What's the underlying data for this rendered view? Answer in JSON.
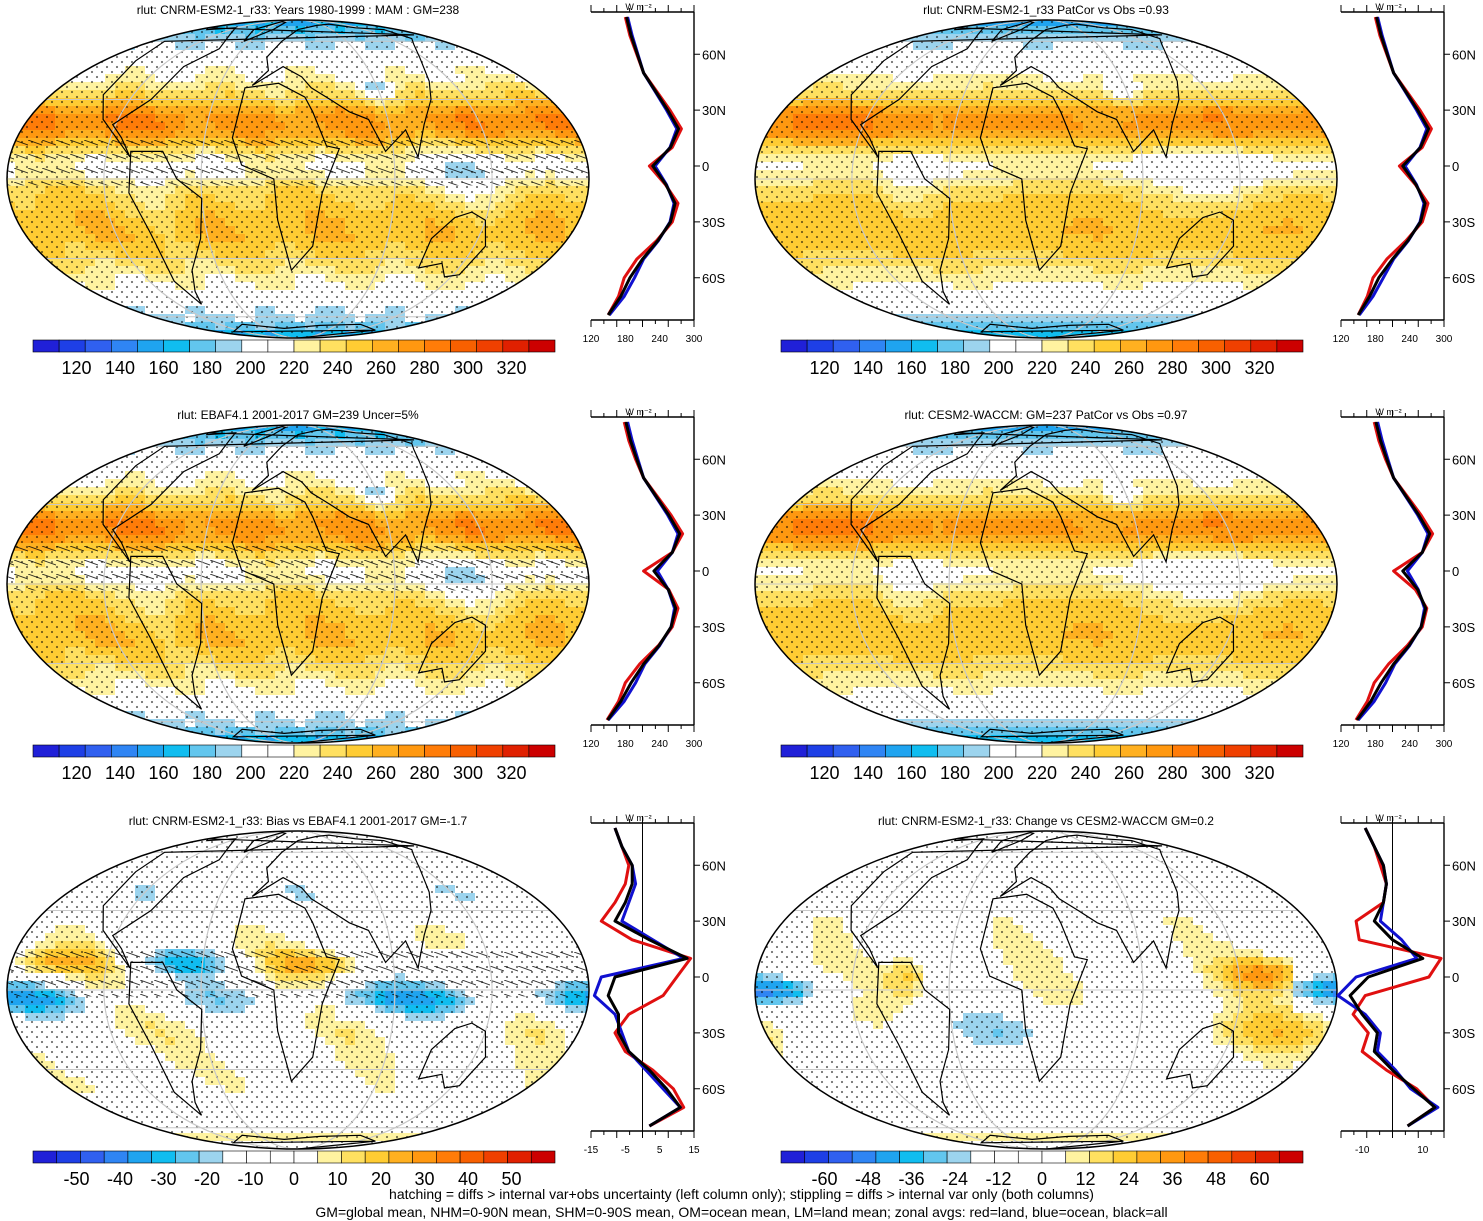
{
  "variable": "rlut",
  "units": "W m⁻²",
  "lat_ticks": [
    "60N",
    "30N",
    "0",
    "30S",
    "60S"
  ],
  "lat_values": [
    60,
    30,
    0,
    -30,
    -60
  ],
  "colors": {
    "land_line": "#e01010",
    "ocean_line": "#1010d0",
    "all_line": "#000000",
    "coast": "#000000",
    "grid": "#c8c8c8"
  },
  "footer": {
    "line1": "hatching = diffs > internal var+obs uncertainty (left column only); stippling = diffs > internal var only (both columns)",
    "line2": "GM=global mean, NHM=0-90N mean, SHM=0-90S mean, OM=ocean mean, LM=land mean; zonal avgs: red=land, blue=ocean, black=all"
  },
  "chart_data": [
    {
      "type": "heatmap",
      "id": "model-climatology",
      "title": "rlut: CNRM-ESM2-1_r33: Years 1980-1999 : MAM : GM=238",
      "colorbar_ticks": [
        "120",
        "140",
        "160",
        "180",
        "200",
        "220",
        "240",
        "260",
        "280",
        "300",
        "320"
      ],
      "colorbar_range": [
        110,
        330
      ],
      "colormap": "absolute",
      "field": "absolute",
      "hatching": true,
      "zonal_profile": {
        "xlim": [
          120,
          300
        ],
        "xticks": [
          "120",
          "180",
          "240",
          "300"
        ],
        "lat": [
          -80,
          -70,
          -60,
          -50,
          -40,
          -30,
          -20,
          -10,
          0,
          10,
          20,
          30,
          40,
          50,
          60,
          70,
          80
        ],
        "land": [
          150,
          168,
          178,
          200,
          235,
          262,
          272,
          250,
          222,
          262,
          278,
          258,
          235,
          212,
          200,
          188,
          180
        ],
        "ocean": [
          152,
          178,
          196,
          212,
          238,
          258,
          265,
          252,
          232,
          258,
          270,
          252,
          232,
          212,
          202,
          192,
          184
        ],
        "all": [
          150,
          172,
          188,
          210,
          237,
          259,
          267,
          251,
          228,
          259,
          273,
          254,
          233,
          212,
          201,
          190,
          182
        ]
      }
    },
    {
      "type": "heatmap",
      "id": "obs-climatology",
      "title": "rlut: EBAF4.1 2001-2017 GM=239 Uncer=5%",
      "colorbar_ticks": [
        "120",
        "140",
        "160",
        "180",
        "200",
        "220",
        "240",
        "260",
        "280",
        "300",
        "320"
      ],
      "colorbar_range": [
        110,
        330
      ],
      "colormap": "absolute",
      "field": "absolute",
      "hatching": true,
      "zonal_profile": {
        "xlim": [
          120,
          300
        ],
        "xticks": [
          "120",
          "180",
          "240",
          "300"
        ],
        "lat": [
          -80,
          -70,
          -60,
          -50,
          -40,
          -30,
          -20,
          -10,
          0,
          10,
          20,
          30,
          40,
          50,
          60,
          70,
          80
        ],
        "land": [
          148,
          168,
          180,
          205,
          238,
          262,
          272,
          256,
          212,
          262,
          280,
          260,
          236,
          212,
          198,
          186,
          178
        ],
        "ocean": [
          150,
          178,
          198,
          214,
          240,
          260,
          266,
          255,
          236,
          262,
          272,
          254,
          233,
          212,
          202,
          192,
          184
        ],
        "all": [
          149,
          172,
          190,
          212,
          239,
          260,
          268,
          255,
          230,
          262,
          275,
          256,
          234,
          212,
          200,
          189,
          181
        ]
      }
    },
    {
      "type": "heatmap",
      "id": "model-bias",
      "title": "rlut: CNRM-ESM2-1_r33: Bias vs EBAF4.1 2001-2017 GM=-1.7",
      "colorbar_ticks": [
        "-50",
        "-40",
        "-30",
        "-20",
        "-10",
        "0",
        "10",
        "20",
        "30",
        "40",
        "50"
      ],
      "colorbar_range": [
        -55,
        55
      ],
      "colormap": "difference",
      "field": "bias",
      "hatching": true,
      "zonal_profile": {
        "xlim": [
          -15,
          15
        ],
        "xticks": [
          "-15",
          "-5",
          "5",
          "15"
        ],
        "lat": [
          -80,
          -70,
          -60,
          -50,
          -40,
          -30,
          -20,
          -10,
          0,
          10,
          20,
          30,
          40,
          50,
          60,
          70,
          80
        ],
        "land": [
          2,
          12,
          9,
          3,
          -5,
          -8,
          -4,
          6,
          10,
          14,
          -3,
          -12,
          -8,
          -5,
          -4,
          -6,
          -8
        ],
        "ocean": [
          2,
          11,
          6,
          1,
          -4,
          -6,
          -8,
          -14,
          -12,
          12,
          3,
          -6,
          -4,
          -2,
          -3,
          -6,
          -8
        ],
        "all": [
          2,
          11,
          7,
          2,
          -4,
          -7,
          -7,
          -10,
          -8,
          13,
          2,
          -8,
          -5,
          -3,
          -3,
          -6,
          -8
        ]
      }
    },
    {
      "type": "heatmap",
      "id": "model-reference-climatology",
      "title": "rlut: CNRM-ESM2-1_r33 PatCor vs Obs =0.93",
      "colorbar_ticks": [
        "120",
        "140",
        "160",
        "180",
        "200",
        "220",
        "240",
        "260",
        "280",
        "300",
        "320"
      ],
      "colorbar_range": [
        110,
        330
      ],
      "colormap": "absolute",
      "field": "absolute-smooth",
      "hatching": false,
      "zonal_profile": {
        "xlim": [
          120,
          300
        ],
        "xticks": [
          "120",
          "180",
          "240",
          "300"
        ],
        "lat": [
          -80,
          -70,
          -60,
          -50,
          -40,
          -30,
          -20,
          -10,
          0,
          10,
          20,
          30,
          40,
          50,
          60,
          70,
          80
        ],
        "land": [
          150,
          166,
          176,
          200,
          234,
          262,
          272,
          250,
          222,
          262,
          278,
          258,
          235,
          212,
          200,
          188,
          180
        ],
        "ocean": [
          152,
          176,
          194,
          212,
          238,
          258,
          265,
          252,
          232,
          258,
          270,
          252,
          232,
          212,
          202,
          192,
          184
        ],
        "all": [
          150,
          170,
          186,
          210,
          237,
          259,
          267,
          251,
          228,
          259,
          273,
          254,
          233,
          212,
          201,
          190,
          182
        ]
      }
    },
    {
      "type": "heatmap",
      "id": "reference-model-climatology",
      "title": "rlut: CESM2-WACCM: GM=237 PatCor vs Obs =0.97",
      "colorbar_ticks": [
        "120",
        "140",
        "160",
        "180",
        "200",
        "220",
        "240",
        "260",
        "280",
        "300",
        "320"
      ],
      "colorbar_range": [
        110,
        330
      ],
      "colormap": "absolute",
      "field": "absolute-smooth",
      "hatching": false,
      "zonal_profile": {
        "xlim": [
          120,
          300
        ],
        "xticks": [
          "120",
          "180",
          "240",
          "300"
        ],
        "lat": [
          -80,
          -70,
          -60,
          -50,
          -40,
          -30,
          -20,
          -10,
          0,
          10,
          20,
          30,
          40,
          50,
          60,
          70,
          80
        ],
        "land": [
          146,
          166,
          178,
          203,
          236,
          262,
          270,
          250,
          212,
          262,
          280,
          260,
          236,
          212,
          198,
          186,
          178
        ],
        "ocean": [
          150,
          178,
          198,
          214,
          240,
          260,
          266,
          255,
          236,
          262,
          272,
          254,
          233,
          212,
          202,
          192,
          184
        ],
        "all": [
          148,
          172,
          190,
          212,
          239,
          260,
          268,
          254,
          228,
          262,
          275,
          256,
          234,
          212,
          200,
          189,
          181
        ]
      }
    },
    {
      "type": "heatmap",
      "id": "model-change",
      "title": "rlut: CNRM-ESM2-1_r33: Change vs CESM2-WACCM GM=0.2",
      "colorbar_ticks": [
        "-60",
        "-48",
        "-36",
        "-24",
        "-12",
        "0",
        "12",
        "24",
        "36",
        "48",
        "60"
      ],
      "colorbar_range": [
        -66,
        66
      ],
      "colormap": "difference",
      "field": "change",
      "hatching": false,
      "zonal_profile": {
        "xlim": [
          -17,
          17
        ],
        "xticks": [
          "-10",
          "10"
        ],
        "lat": [
          -80,
          -70,
          -60,
          -50,
          -40,
          -30,
          -20,
          -10,
          0,
          10,
          20,
          30,
          40,
          50,
          60,
          70,
          80
        ],
        "land": [
          5,
          14,
          8,
          -2,
          -10,
          -8,
          -13,
          -9,
          12,
          16,
          -11,
          -12,
          -3,
          -2,
          -4,
          -6,
          -9
        ],
        "ocean": [
          5,
          15,
          6,
          1,
          -5,
          -4,
          -9,
          -18,
          -12,
          8,
          3,
          -4,
          -3,
          -2,
          -3,
          -6,
          -9
        ],
        "all": [
          5,
          14,
          7,
          0,
          -6,
          -5,
          -10,
          -14,
          -8,
          10,
          0,
          -6,
          -3,
          -2,
          -3,
          -6,
          -9
        ]
      }
    }
  ]
}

= = = =

PROBLEM DETAILS:
Give only the number of lines above that hold the string "PatCor".

CORRECT RESPONSE:
2